◆ Stated task: Write out the material exactly, without any of its pictures.

* Begin Data for this task *

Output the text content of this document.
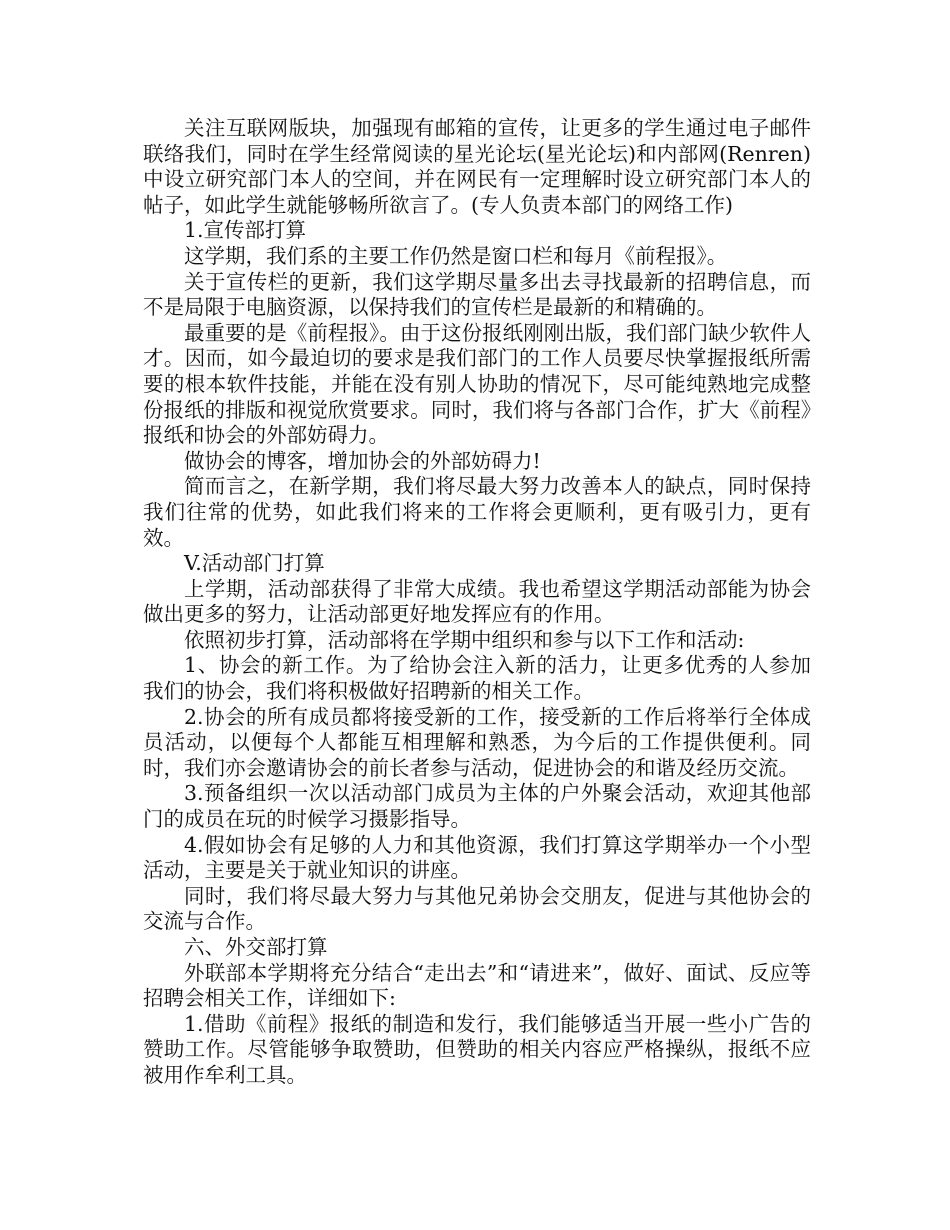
关注互联网版块，加强现有邮箱的宣传，让更多的学生通过电子邮件联络我们，同时在学生经常阅读的星光论坛(星光论坛)和内部网(Renren)中设立研究部门本人的空间，并在网民有一定理解时设立研究部门本人的帖子，如此学生就能够畅所欲言了。(专人负责本部门的网络工作)

1.宣传部打算

这学期，我们系的主要工作仍然是窗口栏和每月《前程报》。

关于宣传栏的更新，我们这学期尽量多出去寻找最新的招聘信息，而不是局限于电脑资源，以保持我们的宣传栏是最新的和精确的。

最重要的是《前程报》。由于这份报纸刚刚出版，我们部门缺少软件人才。因而，如今最迫切的要求是我们部门的工作人员要尽快掌握报纸所需要的根本软件技能，并能在没有别人协助的情况下，尽可能纯熟地完成整份报纸的排版和视觉欣赏要求。同时，我们将与各部门合作，扩大《前程》报纸和协会的外部妨碍力。

做协会的博客，增加协会的外部妨碍力!

简而言之，在新学期，我们将尽最大努力改善本人的缺点，同时保持我们往常的优势，如此我们将来的工作将会更顺利，更有吸引力，更有效。

V.活动部门打算

上学期，活动部获得了非常大成绩。我也希望这学期活动部能为协会做出更多的努力，让活动部更好地发挥应有的作用。

依照初步打算，活动部将在学期中组织和参与以下工作和活动:

1、协会的新工作。为了给协会注入新的活力，让更多优秀的人参加我们的协会，我们将积极做好招聘新的相关工作。

2.协会的所有成员都将接受新的工作，接受新的工作后将举行全体成员活动，以便每个人都能互相理解和熟悉，为今后的工作提供便利。同时，我们亦会邀请协会的前长者参与活动，促进协会的和谐及经历交流。

3.预备组织一次以活动部门成员为主体的户外聚会活动，欢迎其他部门的成员在玩的时候学习摄影指导。

4.假如协会有足够的人力和其他资源，我们打算这学期举办一个小型活动，主要是关于就业知识的讲座。

同时，我们将尽最大努力与其他兄弟协会交朋友，促进与其他协会的交流与合作。

六、外交部打算

外联部本学期将充分结合“走出去”和“请进来”，做好、面试、反应等招聘会相关工作，详细如下:

1.借助《前程》报纸的制造和发行，我们能够适当开展一些小广告的赞助工作。尽管能够争取赞助，但赞助的相关内容应严格操纵，报纸不应被用作牟利工具。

* End Data for this task *

◆ Written response:
Output the text content of this document.
关注互联网版块，加强现有邮箱的宣传，让更多的学生通过电子邮件联络我们，同时在学生经常阅读的星光论坛(星光论坛)和内部网(Renren)中设立研究部门本人的空间，并在网民有一定理解时设立研究部门本人的帖子，如此学生就能够畅所欲言了。(专人负责本部门的网络工作)

1.宣传部打算

这学期，我们系的主要工作仍然是窗口栏和每月《前程报》。

关于宣传栏的更新，我们这学期尽量多出去寻找最新的招聘信息，而不是局限于电脑资源，以保持我们的宣传栏是最新的和精确的。

最重要的是《前程报》。由于这份报纸刚刚出版，我们部门缺少软件人才。因而，如今最迫切的要求是我们部门的工作人员要尽快掌握报纸所需要的根本软件技能，并能在没有别人协助的情况下，尽可能纯熟地完成整份报纸的排版和视觉欣赏要求。同时，我们将与各部门合作，扩大《前程》报纸和协会的外部妨碍力。

做协会的博客，增加协会的外部妨碍力!

简而言之，在新学期，我们将尽最大努力改善本人的缺点，同时保持我们往常的优势，如此我们将来的工作将会更顺利，更有吸引力，更有效。

V.活动部门打算

上学期，活动部获得了非常大成绩。我也希望这学期活动部能为协会做出更多的努力，让活动部更好地发挥应有的作用。

依照初步打算，活动部将在学期中组织和参与以下工作和活动:

1、协会的新工作。为了给协会注入新的活力，让更多优秀的人参加我们的协会，我们将积极做好招聘新的相关工作。

2.协会的所有成员都将接受新的工作，接受新的工作后将举行全体成员活动，以便每个人都能互相理解和熟悉，为今后的工作提供便利。同时，我们亦会邀请协会的前长者参与活动，促进协会的和谐及经历交流。

3.预备组织一次以活动部门成员为主体的户外聚会活动，欢迎其他部门的成员在玩的时候学习摄影指导。

4.假如协会有足够的人力和其他资源，我们打算这学期举办一个小型活动，主要是关于就业知识的讲座。

同时，我们将尽最大努力与其他兄弟协会交朋友，促进与其他协会的交流与合作。

六、外交部打算

外联部本学期将充分结合“走出去”和“请进来”，做好、面试、反应等招聘会相关工作，详细如下:

1.借助《前程》报纸的制造和发行，我们能够适当开展一些小广告的赞助工作。尽管能够争取赞助，但赞助的相关内容应严格操纵，报纸不应被用作牟利工具。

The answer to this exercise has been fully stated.